## start MATERIAL SUPPLIED

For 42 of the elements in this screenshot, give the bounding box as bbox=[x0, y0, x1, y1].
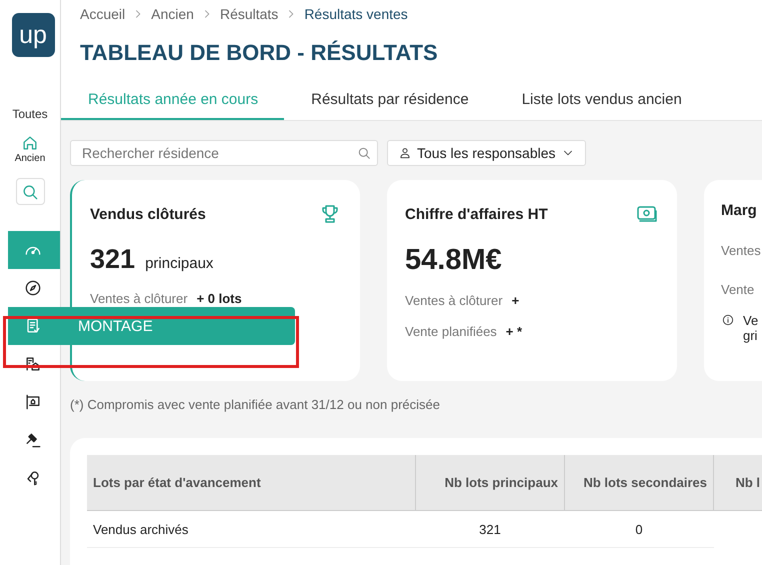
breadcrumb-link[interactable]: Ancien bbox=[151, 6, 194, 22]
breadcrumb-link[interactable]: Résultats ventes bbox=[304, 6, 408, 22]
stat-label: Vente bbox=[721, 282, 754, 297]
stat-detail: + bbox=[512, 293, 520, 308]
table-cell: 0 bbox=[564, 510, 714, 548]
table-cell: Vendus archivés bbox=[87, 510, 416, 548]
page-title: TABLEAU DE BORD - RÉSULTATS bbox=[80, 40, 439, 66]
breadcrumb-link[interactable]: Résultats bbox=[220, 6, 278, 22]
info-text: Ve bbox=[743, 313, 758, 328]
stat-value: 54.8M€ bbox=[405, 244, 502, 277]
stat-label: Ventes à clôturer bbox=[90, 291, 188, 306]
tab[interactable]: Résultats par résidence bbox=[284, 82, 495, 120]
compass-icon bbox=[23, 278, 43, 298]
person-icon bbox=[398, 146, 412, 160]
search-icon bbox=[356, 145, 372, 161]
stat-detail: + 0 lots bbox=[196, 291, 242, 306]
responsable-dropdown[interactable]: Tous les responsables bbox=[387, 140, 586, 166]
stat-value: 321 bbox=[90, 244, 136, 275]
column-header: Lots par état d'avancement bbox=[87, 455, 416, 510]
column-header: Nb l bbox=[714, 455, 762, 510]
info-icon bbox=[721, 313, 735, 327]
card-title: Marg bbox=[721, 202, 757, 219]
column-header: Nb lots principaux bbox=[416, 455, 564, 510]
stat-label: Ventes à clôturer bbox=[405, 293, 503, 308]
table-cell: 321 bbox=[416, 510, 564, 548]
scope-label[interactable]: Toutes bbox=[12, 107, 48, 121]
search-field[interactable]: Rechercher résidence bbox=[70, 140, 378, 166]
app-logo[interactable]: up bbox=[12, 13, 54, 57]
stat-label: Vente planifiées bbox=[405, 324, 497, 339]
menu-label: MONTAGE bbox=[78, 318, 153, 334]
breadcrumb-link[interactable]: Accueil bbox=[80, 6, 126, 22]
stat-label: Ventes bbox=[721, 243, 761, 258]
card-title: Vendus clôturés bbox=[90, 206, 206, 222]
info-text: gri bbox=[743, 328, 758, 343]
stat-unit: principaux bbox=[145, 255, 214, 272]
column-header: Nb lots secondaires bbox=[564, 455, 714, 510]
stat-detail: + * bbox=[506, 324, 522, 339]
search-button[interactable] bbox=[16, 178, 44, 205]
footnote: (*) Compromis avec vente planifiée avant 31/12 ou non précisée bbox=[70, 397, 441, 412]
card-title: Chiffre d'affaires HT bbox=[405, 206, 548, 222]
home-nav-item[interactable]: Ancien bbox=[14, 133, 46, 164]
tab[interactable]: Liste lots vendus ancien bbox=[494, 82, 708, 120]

## end MATERIAL SUPPLIED

# EXERCISE BRIEF:
Copy every line of the entries above exactly as they appear, leaving out the picture.

# OUTPUT:
For 42 of the elements in this screenshot, give the bounding box as bbox=[x0, y0, x1, y1].
breadcrumb-link[interactable]: Ancien bbox=[151, 6, 194, 22]
breadcrumb-link[interactable]: Résultats ventes bbox=[304, 6, 408, 22]
stat-label: Vente bbox=[721, 282, 754, 297]
stat-detail: + bbox=[512, 293, 520, 308]
table-cell: 0 bbox=[564, 510, 714, 548]
table-cell: Vendus archivés bbox=[87, 510, 416, 548]
page-title: TABLEAU DE BORD - RÉSULTATS bbox=[80, 40, 439, 66]
breadcrumb-link[interactable]: Résultats bbox=[220, 6, 278, 22]
info-text: Ve bbox=[743, 313, 758, 328]
stat-value: 54.8M€ bbox=[405, 244, 502, 277]
stat-label: Ventes à clôturer bbox=[90, 291, 188, 306]
tab[interactable]: Résultats par résidence bbox=[284, 82, 495, 120]
compass-icon bbox=[23, 278, 43, 298]
person-icon bbox=[398, 146, 412, 160]
search-icon bbox=[356, 145, 372, 161]
stat-detail: + 0 lots bbox=[196, 291, 242, 306]
responsable-dropdown[interactable]: Tous les responsables bbox=[387, 140, 586, 166]
stat-value: 321 bbox=[90, 244, 136, 275]
column-header: Lots par état d'avancement bbox=[87, 455, 416, 510]
column-header: Nb l bbox=[714, 455, 762, 510]
info-icon bbox=[721, 313, 735, 327]
card-title: Marg bbox=[721, 202, 757, 219]
column-header: Nb lots principaux bbox=[416, 455, 564, 510]
stat-label: Ventes à clôturer bbox=[405, 293, 503, 308]
table-cell: 321 bbox=[416, 510, 564, 548]
scope-label[interactable]: Toutes bbox=[12, 107, 48, 121]
search-field[interactable]: Rechercher résidence bbox=[70, 140, 378, 166]
app-logo[interactable]: up bbox=[12, 13, 54, 57]
stat-label: Vente planifiées bbox=[405, 324, 497, 339]
menu-label: MONTAGE bbox=[78, 318, 153, 334]
breadcrumb-link[interactable]: Accueil bbox=[80, 6, 126, 22]
stat-label: Ventes bbox=[721, 243, 761, 258]
card-title: Vendus clôturés bbox=[90, 206, 206, 222]
info-text: gri bbox=[743, 328, 758, 343]
stat-unit: principaux bbox=[145, 255, 214, 272]
column-header: Nb lots secondaires bbox=[564, 455, 714, 510]
stat-detail: + * bbox=[506, 324, 522, 339]
search-button[interactable] bbox=[16, 178, 44, 205]
footnote: (*) Compromis avec vente planifiée avant 31/12 ou non précisée bbox=[70, 397, 441, 412]
card-title: Chiffre d'affaires HT bbox=[405, 206, 548, 222]
home-nav-item[interactable]: Ancien bbox=[14, 133, 46, 164]
tab[interactable]: Liste lots vendus ancien bbox=[494, 82, 708, 120]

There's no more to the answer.